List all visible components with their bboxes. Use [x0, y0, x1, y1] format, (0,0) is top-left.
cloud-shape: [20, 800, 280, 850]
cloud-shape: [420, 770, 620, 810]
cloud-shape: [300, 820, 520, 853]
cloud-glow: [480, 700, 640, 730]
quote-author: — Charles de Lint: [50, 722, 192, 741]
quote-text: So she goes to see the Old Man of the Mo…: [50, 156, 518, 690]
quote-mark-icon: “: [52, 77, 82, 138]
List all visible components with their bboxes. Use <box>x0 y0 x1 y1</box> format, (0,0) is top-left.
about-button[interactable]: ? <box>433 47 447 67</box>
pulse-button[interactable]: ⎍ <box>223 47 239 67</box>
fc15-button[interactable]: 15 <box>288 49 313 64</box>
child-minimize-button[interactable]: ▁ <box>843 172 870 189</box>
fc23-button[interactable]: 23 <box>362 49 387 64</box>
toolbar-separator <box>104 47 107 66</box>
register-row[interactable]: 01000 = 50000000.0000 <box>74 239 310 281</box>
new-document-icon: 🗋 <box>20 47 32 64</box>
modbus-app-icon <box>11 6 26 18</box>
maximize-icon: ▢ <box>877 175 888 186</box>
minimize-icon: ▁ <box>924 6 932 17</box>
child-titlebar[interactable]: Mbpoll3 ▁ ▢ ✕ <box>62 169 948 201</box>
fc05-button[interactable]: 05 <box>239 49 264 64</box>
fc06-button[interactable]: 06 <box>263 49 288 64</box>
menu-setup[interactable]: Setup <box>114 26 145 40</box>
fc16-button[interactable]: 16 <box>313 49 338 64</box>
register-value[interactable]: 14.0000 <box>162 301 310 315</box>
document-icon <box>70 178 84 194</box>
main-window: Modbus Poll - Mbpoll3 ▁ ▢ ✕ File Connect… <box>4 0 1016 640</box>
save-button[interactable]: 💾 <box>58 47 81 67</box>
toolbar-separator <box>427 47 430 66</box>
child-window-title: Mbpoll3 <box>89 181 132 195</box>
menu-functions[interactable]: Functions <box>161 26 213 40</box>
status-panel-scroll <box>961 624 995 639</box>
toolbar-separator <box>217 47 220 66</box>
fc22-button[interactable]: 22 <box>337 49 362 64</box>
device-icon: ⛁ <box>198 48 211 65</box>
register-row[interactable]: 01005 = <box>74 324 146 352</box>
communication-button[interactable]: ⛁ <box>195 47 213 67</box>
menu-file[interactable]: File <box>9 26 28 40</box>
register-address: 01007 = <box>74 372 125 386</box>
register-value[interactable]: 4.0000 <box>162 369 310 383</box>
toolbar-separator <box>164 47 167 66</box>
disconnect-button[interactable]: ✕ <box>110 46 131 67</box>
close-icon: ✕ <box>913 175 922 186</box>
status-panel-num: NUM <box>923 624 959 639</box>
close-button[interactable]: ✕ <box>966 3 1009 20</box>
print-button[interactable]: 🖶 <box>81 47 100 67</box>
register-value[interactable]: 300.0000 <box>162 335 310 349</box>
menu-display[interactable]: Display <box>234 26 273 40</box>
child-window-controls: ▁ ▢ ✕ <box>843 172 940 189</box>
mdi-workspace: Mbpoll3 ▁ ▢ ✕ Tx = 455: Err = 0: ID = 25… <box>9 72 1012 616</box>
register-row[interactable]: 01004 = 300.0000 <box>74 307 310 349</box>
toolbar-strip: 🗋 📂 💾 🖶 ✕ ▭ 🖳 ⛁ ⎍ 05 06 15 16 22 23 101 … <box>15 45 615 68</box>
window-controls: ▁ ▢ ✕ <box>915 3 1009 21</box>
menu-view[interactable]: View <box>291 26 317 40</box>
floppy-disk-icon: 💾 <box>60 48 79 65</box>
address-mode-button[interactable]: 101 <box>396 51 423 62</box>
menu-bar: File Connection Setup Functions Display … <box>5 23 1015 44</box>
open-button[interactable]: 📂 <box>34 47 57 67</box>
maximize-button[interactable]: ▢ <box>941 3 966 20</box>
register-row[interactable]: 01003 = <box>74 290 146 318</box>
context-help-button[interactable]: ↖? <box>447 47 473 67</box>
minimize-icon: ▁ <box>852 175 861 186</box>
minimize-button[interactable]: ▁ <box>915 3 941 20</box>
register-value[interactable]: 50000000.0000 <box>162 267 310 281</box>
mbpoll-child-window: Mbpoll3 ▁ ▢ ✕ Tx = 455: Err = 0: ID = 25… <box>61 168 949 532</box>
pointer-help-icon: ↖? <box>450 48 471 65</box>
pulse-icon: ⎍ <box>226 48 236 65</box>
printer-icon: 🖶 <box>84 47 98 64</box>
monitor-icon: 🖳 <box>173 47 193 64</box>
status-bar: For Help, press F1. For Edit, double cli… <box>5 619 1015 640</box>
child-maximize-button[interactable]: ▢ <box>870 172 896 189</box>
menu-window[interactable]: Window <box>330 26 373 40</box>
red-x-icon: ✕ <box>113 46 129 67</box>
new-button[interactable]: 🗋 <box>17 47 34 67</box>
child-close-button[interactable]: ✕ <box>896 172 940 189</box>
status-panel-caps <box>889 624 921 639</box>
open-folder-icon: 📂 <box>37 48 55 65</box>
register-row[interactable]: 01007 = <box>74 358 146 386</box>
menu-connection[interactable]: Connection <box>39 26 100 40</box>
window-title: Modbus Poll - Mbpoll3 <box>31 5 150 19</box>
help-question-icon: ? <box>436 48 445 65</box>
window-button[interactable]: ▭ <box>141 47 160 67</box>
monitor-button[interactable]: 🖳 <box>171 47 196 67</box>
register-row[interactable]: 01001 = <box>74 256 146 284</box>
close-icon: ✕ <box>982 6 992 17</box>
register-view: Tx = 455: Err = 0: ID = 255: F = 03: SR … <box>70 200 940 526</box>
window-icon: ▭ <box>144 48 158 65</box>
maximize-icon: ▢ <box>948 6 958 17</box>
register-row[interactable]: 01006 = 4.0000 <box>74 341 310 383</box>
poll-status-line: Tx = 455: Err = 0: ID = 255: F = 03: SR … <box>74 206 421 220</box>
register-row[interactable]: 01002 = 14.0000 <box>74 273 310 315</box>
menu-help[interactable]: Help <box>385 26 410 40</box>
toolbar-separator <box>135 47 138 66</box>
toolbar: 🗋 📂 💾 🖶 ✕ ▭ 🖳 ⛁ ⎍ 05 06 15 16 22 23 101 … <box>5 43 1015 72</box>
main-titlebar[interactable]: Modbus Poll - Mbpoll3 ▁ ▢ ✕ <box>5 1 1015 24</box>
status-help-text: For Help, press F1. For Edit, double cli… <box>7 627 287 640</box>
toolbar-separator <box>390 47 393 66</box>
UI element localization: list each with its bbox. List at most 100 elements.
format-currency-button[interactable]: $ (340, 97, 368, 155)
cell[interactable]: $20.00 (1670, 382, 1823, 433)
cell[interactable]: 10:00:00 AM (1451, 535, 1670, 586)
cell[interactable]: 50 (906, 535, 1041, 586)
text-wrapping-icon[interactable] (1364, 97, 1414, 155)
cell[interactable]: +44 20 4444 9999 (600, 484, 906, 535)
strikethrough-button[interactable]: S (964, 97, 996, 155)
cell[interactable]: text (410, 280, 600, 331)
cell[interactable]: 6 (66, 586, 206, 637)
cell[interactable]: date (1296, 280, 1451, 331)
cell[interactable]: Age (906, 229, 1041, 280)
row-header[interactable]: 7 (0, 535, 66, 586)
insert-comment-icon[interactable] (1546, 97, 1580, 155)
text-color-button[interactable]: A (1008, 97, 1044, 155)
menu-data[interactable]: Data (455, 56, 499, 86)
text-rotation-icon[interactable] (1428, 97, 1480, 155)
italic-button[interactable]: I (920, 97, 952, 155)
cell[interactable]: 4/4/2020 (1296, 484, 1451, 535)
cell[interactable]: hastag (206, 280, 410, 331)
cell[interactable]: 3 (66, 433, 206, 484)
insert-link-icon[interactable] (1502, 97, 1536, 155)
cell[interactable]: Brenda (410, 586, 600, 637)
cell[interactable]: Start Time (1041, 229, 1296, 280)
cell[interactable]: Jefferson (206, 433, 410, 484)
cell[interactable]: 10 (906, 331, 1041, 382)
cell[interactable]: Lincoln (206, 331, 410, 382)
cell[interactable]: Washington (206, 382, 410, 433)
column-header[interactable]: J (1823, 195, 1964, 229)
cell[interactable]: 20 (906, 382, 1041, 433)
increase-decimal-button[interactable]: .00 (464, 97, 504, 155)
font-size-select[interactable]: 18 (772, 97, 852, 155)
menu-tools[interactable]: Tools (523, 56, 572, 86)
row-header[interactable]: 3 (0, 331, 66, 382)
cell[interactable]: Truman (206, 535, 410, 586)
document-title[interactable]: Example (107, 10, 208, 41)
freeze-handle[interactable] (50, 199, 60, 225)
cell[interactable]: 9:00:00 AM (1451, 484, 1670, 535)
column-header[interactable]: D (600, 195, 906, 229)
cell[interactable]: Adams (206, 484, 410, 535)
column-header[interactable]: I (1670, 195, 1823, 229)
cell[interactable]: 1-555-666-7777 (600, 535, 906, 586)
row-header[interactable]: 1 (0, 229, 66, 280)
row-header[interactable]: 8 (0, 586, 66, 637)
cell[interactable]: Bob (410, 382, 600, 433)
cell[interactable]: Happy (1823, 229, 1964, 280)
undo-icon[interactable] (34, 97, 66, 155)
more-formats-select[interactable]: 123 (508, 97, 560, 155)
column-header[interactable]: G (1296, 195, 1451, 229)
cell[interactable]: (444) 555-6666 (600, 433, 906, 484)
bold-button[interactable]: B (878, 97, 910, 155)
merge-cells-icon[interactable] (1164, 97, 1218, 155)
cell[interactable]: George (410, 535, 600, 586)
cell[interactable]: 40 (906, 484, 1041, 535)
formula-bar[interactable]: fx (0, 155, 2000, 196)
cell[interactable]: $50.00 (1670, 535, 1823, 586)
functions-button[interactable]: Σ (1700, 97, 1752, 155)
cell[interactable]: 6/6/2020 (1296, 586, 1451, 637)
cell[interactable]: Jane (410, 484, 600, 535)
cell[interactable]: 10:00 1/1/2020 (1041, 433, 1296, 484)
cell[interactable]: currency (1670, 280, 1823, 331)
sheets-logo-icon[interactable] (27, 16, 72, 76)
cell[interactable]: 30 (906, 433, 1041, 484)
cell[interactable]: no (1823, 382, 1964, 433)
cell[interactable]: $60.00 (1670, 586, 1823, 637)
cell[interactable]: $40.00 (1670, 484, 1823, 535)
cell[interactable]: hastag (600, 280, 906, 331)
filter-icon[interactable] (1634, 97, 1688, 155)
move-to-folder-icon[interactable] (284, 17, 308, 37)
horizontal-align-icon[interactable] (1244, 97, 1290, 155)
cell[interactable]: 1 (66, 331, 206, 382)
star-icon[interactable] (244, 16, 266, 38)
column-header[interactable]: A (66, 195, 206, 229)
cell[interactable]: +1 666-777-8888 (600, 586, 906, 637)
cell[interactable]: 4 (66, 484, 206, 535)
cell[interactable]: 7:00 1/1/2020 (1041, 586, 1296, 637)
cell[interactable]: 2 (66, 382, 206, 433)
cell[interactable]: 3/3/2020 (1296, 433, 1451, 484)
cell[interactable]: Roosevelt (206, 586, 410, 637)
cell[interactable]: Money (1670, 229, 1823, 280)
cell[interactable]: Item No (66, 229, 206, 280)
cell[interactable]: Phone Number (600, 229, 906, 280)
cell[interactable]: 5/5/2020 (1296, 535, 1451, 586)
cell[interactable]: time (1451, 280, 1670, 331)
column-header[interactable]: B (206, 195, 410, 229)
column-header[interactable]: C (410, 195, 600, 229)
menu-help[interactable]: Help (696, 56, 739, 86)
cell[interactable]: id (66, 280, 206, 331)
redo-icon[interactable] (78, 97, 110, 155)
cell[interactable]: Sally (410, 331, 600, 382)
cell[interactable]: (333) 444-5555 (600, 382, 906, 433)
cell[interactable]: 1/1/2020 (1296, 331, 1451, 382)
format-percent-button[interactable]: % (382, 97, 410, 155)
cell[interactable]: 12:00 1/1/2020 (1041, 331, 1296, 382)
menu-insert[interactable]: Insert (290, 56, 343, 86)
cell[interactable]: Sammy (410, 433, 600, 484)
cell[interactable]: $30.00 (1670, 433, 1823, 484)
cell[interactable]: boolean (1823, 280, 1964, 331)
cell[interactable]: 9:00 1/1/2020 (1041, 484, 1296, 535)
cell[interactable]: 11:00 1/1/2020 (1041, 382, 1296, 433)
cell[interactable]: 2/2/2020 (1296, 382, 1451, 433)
-----
Zet de regels van het materiaal om in een genummerde lijst, beginnend bij de eerste regel en eindigend bij de regel met "pulse-button[interactable]: ⎍ <box>223", beide meegerekend. Laat lege regels weg.

## Het resultaat
1. List all visible components with their bboxes. Use [x0, y0, x1, y1] format, (0,0) is top-left.
2. cloud-shape: [20, 800, 280, 850]
3. cloud-shape: [420, 770, 620, 810]
4. cloud-shape: [300, 820, 520, 853]
5. cloud-glow: [480, 700, 640, 730]
6. quote-author: — Charles de Lint: [50, 722, 192, 741]
7. quote-text: So she goes to see the Old Man of the Mo…: [50, 156, 518, 690]
8. quote-mark-icon: “: [52, 77, 82, 138]
9. List all visible components with their bboxes. Use <box>x0 y0 x1 y1</box> format, (0,0) is top-left.
10. about-button[interactable]: ? <box>433 47 447 67</box>
11. pulse-button[interactable]: ⎍ <box>223 47 239 67</box>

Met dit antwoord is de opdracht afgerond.